Instructions for the task: Each line of the data that includes the string "dóbr" is to be copied out.

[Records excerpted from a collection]
====
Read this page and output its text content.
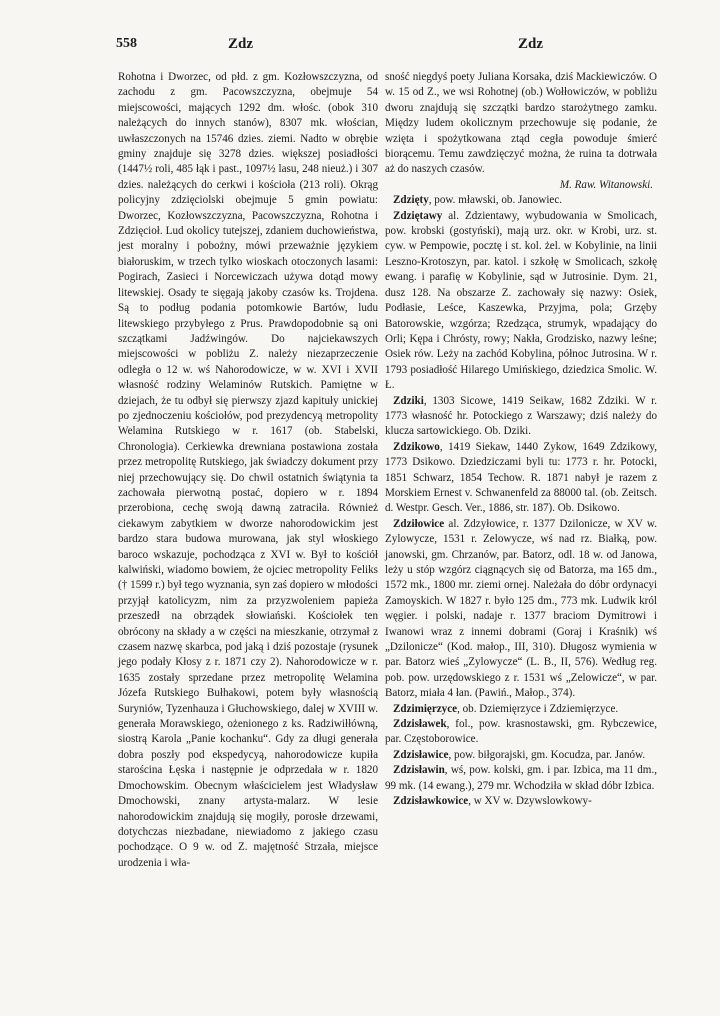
558	Zdz	Zdz

Rohotna i Dworzec, od płd. z gm. Kozłowszczyzna, od zachodu z gm. Pacowszczyzna, obejmuje 54 miejscowości, mających 1292 dm. włośc. (obok 310 należących do innych stanów), 8307 mk. włościan, uwłaszczonych na 15746 dzies. ziemi. Nadto w obrębie gminy znajduje się 3278 dzies. większej posiadłości (1447½ roli, 485 łąk i past., 1097½ lasu, 248 nieuż.) i 307 dzies. należących do cerkwi i kościoła (213 roli). Okrąg policyjny zdzięciolski obejmuje 5 gmin powiatu: Dworzec, Kozłowszczyzna, Pacowszczyzna, Rohotna i Zdzięcioł. Lud okolicy tutejszej, zdaniem duchowieństwa, jest moralny i pobożny, mówi przeważnie językiem białoruskim, w trzech tylko wioskach otoczonych lasami: Pogirach, Zasieci i Norcewiczach używa dotąd mowy litewskiej. Osady te sięgają jakoby czasów ks. Trojdena. Są to podług podania potomkowie Bartów, ludu litewskiego przybyłego z Prus. Prawdopodobnie są oni szczątkami Jadźwingów. Do najciekawszych miejscowości w pobliżu Z. należy niezaprzeczenie odległa o 12 w. wś Nahorodowicze, w w. XVI i XVII własność rodziny Welaminów Rutskich. Pamiętne w dziejach, że tu odbył się pierwszy zjazd kapituły unickiej po zjednoczeniu kościołów, pod prezydencyą metropolity Welamina Rutskiego w r. 1617 (ob. Stabelski, Chronologia). Cerkiewka drewniana postawiona została przez metropolitę Rutskiego, jak świadczy dokument przy niej przechowujący się. Do chwil ostatnich świątynia ta zachowała pierwotną postać, dopiero w r. 1894 przerobiona, cechę swoją dawną zatraciła. Również ciekawym zabytkiem w dworze nahorodowickim jest bardzo stara budowa murowana, jak styl włoskiego baroco wskazuje, pochodząca z XVI w. Był to kościół kalwiński, wiadomo bowiem, że ojciec metropolity Feliks († 1599 r.) był tego wyznania, syn zaś dopiero w młodości przyjął katolicyzm, nim za przyzwoleniem papieża przeszedł na obrządek słowiański. Kościołek ten obrócony na składy a w części na mieszkanie, otrzymał z czasem nazwę skarbca, pod jaką i dziś pozostaje (rysunek jego podały Kłosy z r. 1871 czy 2). Nahorodowicze w r. 1635 zostały sprzedane przez metropolitę Welamina Józefa Rutskiego Bułhakowi, potem były własnością Suryniów, Tyzenhauza i Głuchowskiego, dalej w XVIII w. generała Morawskiego, ożenionego z ks. Radziwiłłówną, siostrą Karola „Panie kochanku“. Gdy za długi generała dobra poszły pod ekspedycyą, nahorodowicze kupiła starościna Łęska i następnie je odprzedała w r. 1820 Dmochowskim. Obecnym właścicielem jest Władysław Dmochowski, znany artysta-malarz. W lesie nahorodowickim znajdują się mogiły, porosłe drzewami, dotychczas niezbadane, niewiadomo z jakiego czasu pochodzące. O 9 w. od Z. majętność Strzała, miejsce urodzenia i wła-

sność niegdyś poety Juliana Korsaka, dziś Mackiewiczów. O w. 15 od Z., we wsi Rohotnej (ob.) Wołłowiczów, w pobliżu dworu znajdują się szczątki bardzo starożytnego zamku. Między ludem okolicznym przechowuje się podanie, że wzięta i spożytkowana ztąd cegła powoduje śmierć biorącemu. Temu zawdzięczyć można, że ruina ta dotrwała aż do naszych czasów.

M. Raw. Witanowski.

Zdzięty, pow. mławski, ob. Janowiec.

Zdziętawy al. Zdzientawy, wybudowania w Smolicach, pow. krobski (gostyński), mają urz. okr. w Krobi, urz. st. cyw. w Pempowie, pocztę i st. kol. żel. w Kobylinie, na linii Leszno-Krotoszyn, par. katol. i szkołę w Smolicach, szkołę ewang. i parafię w Kobylinie, sąd w Jutrosinie. Dym. 21, dusz 128. Na obszarze Z. zachowały się nazwy: Osiek, Podłasie, Leśce, Kaszewka, Przyjma, pola; Grzęby Batorowskie, wzgórza; Rzedząca, strumyk, wpadający do Orli; Kępa i Chrósty, rowy; Nakła, Grodzisko, nazwy leśne; Osiek rów. Leży na zachód Kobylina, północ Jutrosina. W r. 1793 posiadłość Hilarego Umińskiego, dziedzica Smolic. W. Ł.

Zdziki, 1303 Sicowe, 1419 Seikaw, 1682 Zdziki. W r. 1773 własność hr. Potockiego z Warszawy; dziś należy do klucza sartowickiego. Ob. Dziki.

Zdzikowo, 1419 Siekaw, 1440 Zykow, 1649 Zdzikowy, 1773 Dsikowo. Dziedziczami byli tu: 1773 r. hr. Potocki, 1851 Schwarz, 1854 Techow. R. 1871 nabył je razem z Morskiem Ernest v. Schwanenfeld za 88000 tal. (ob. Zeitsch. d. Westpr. Gesch. Ver., 1886, str. 187). Ob. Dsikowo.

Zdziłowice al. Zdzyłowice, r. 1377 Dzilonicze, w XV w. Zylowycze, 1531 r. Zelowycze, wś nad rz. Białką, pow. janowski, gm. Chrzanów, par. Batorz, odl. 18 w. od Janowa, leży u stóp wzgórz ciągnących się od Batorza, ma 165 dm., 1572 mk., 1800 mr. ziemi ornej. Należała do dóbr ordynacyi Zamoyskich. W 1827 r. było 125 dm., 773 mk. Ludwik król węgier. i polski, nadaje r. 1377 braciom Dymitrowi i Iwanowi wraz z innemi dobrami (Goraj i Kraśnik) wś „Dzilonicze“ (Kod. małop., III, 310). Długosz wymienia w par. Batorz wieś „Zylowycze“ (L. B., II, 576). Według reg. pob. pow. urzędowskiego z r. 1531 wś „Zelowicze“, w par. Batorz, miała 4 łan. (Pawiń., Małop., 374).

Zdzimięrzyce, ob. Dziemięrzyce i Zdziemięrzyce.

Zdzisławek, fol., pow. krasnostawski, gm. Rybczewice, par. Częstoborowice.

Zdzisławice, pow. biłgorajski, gm. Kocudza, par. Janów.

Zdzisławin, wś, pow. kolski, gm. i par. Izbica, ma 11 dm., 99 mk. (14 ewang.), 279 mr. Wchodziła w skład dóbr Izbica.

Zdzisławkowice, w XV w. Dzywslowkowy-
====
Answer to this exercise:
Zdziłowice al. Zdzyłowice, r. 1377 Dzilonicze, w XV w. Zylowycze, 1531 r. Zelowycze, wś nad rz. Białką, pow. janowski, gm. Chrzanów, par. Batorz, odl. 18 w. od Janowa, leży u stóp wzgórz ciągnących się od Batorza, ma 165 dm., 1572 mk., 1800 mr. ziemi ornej. Należała do dóbr ordynacyi Zamoyskich. W 1827 r. było 125 dm., 773 mk. Ludwik król węgier. i polski, nadaje r. 1377 braciom Dymitrowi i Iwanowi wraz z innemi dobrami (Goraj i Kraśnik) wś „Dzilonicze“ (Kod. małop., III, 310). Długosz wymienia w par. Batorz wieś „Zylowycze“ (L. B., II, 576). Według reg. pob. pow. urzędowskiego z r. 1531 wś „Zelowicze“, w par. Batorz, miała 4 łan. (Pawiń., Małop., 374).
Zdzisławin, wś, pow. kolski, gm. i par. Izbica, ma 11 dm., 99 mk. (14 ewang.), 279 mr. Wchodziła w skład dóbr Izbica.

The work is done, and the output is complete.